Work to complete: Pull every line containing the word "this" from the records.

(Dataset items)
■ ■ ■ ■

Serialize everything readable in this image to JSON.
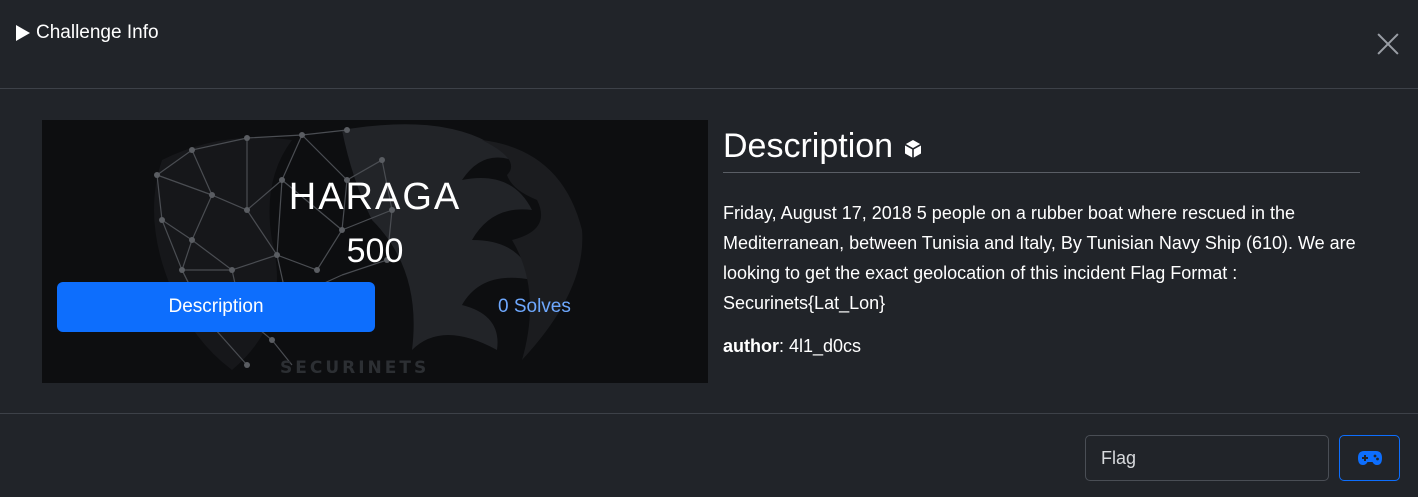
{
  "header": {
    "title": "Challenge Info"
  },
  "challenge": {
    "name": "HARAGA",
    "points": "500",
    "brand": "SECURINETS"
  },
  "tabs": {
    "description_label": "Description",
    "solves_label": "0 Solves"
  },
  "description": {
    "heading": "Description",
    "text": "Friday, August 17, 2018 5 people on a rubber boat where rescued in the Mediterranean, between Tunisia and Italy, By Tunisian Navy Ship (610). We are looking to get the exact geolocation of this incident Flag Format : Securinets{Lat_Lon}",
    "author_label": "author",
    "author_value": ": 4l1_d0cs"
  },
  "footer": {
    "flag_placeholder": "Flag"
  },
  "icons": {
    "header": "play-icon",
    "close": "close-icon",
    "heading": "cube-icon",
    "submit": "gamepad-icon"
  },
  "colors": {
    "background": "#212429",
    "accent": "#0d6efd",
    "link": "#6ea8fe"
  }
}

■ ■ ■ ■

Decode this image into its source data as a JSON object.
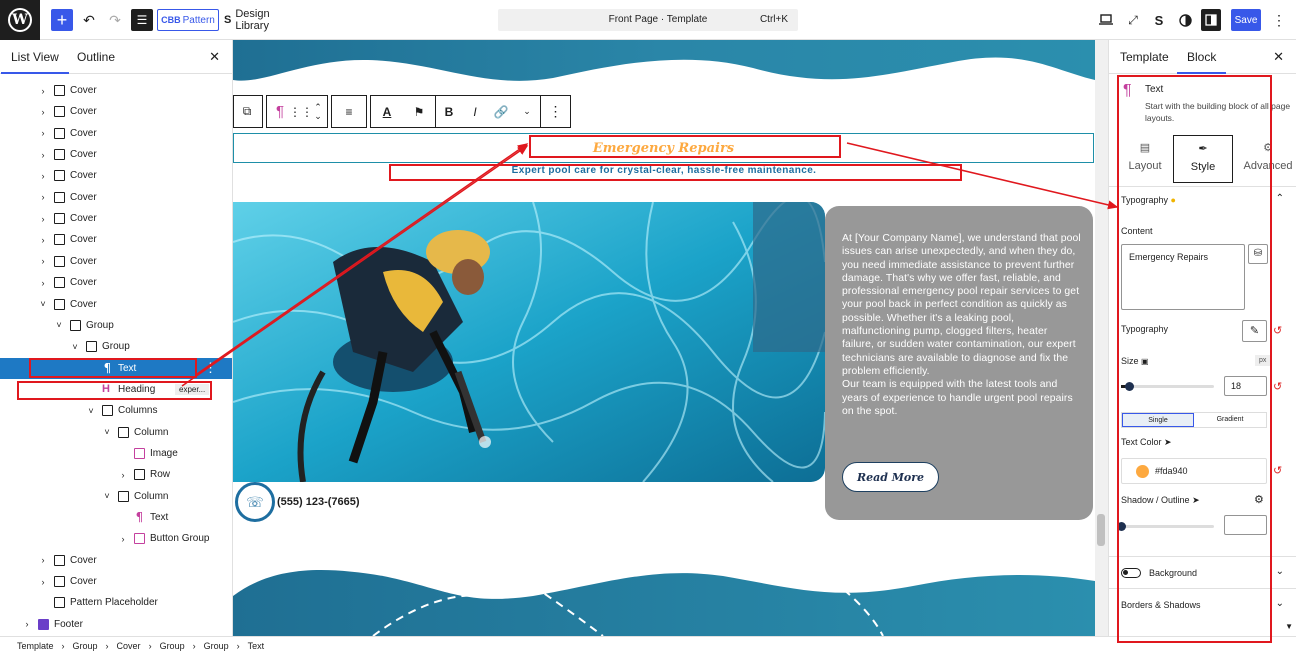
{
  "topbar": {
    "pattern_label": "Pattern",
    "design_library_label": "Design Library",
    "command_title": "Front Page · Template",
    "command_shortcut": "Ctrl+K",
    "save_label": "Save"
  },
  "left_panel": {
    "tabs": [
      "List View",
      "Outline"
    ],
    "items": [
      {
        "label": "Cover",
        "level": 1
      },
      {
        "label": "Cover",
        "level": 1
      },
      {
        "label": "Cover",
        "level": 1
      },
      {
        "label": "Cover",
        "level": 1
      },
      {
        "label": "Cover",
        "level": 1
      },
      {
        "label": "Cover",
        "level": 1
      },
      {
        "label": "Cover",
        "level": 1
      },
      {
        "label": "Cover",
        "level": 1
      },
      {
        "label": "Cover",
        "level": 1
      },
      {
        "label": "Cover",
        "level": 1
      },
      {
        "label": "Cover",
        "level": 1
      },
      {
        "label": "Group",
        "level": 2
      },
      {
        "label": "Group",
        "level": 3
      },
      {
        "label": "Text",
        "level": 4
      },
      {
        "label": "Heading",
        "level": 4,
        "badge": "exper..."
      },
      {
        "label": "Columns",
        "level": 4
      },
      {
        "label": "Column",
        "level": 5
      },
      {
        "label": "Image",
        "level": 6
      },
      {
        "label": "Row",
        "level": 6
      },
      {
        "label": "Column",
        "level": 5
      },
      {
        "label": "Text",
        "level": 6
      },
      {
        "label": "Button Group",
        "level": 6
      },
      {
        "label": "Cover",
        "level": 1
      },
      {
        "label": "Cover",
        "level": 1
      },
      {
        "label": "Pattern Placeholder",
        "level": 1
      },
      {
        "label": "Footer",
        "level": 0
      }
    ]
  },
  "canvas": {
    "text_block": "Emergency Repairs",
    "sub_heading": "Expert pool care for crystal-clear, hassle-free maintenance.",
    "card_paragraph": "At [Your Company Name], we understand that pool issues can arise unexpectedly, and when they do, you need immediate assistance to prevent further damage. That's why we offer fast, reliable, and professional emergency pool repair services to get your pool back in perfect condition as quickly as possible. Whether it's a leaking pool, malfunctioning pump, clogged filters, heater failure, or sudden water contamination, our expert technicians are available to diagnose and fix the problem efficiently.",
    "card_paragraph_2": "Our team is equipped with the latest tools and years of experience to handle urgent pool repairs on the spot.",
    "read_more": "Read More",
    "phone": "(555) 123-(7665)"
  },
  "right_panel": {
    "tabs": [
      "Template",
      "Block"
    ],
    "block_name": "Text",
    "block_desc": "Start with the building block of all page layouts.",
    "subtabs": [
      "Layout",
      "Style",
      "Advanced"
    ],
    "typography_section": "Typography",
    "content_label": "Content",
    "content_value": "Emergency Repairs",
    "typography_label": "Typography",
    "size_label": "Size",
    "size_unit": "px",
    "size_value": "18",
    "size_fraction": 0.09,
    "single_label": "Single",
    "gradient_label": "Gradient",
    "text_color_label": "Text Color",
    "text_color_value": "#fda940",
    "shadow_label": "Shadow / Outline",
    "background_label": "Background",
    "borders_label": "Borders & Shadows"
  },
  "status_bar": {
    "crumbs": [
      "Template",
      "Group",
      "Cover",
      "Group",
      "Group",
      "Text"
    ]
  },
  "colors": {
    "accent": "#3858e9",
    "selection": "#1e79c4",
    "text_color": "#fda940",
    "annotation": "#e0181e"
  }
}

■ ■ ■ ■

Answer for the task:
Serialize everything readable in this image to JSON.
    "text": "Friday, August 17, 2018 5 people on a rubber boat where rescued in the Mediterranean, between Tunisia and Italy, By Tunisian Navy Ship (610). We are looking to get the exact geolocation of this incident Flag Format : Securinets{Lat_Lon}",
Decode this image into its source data as a JSON object.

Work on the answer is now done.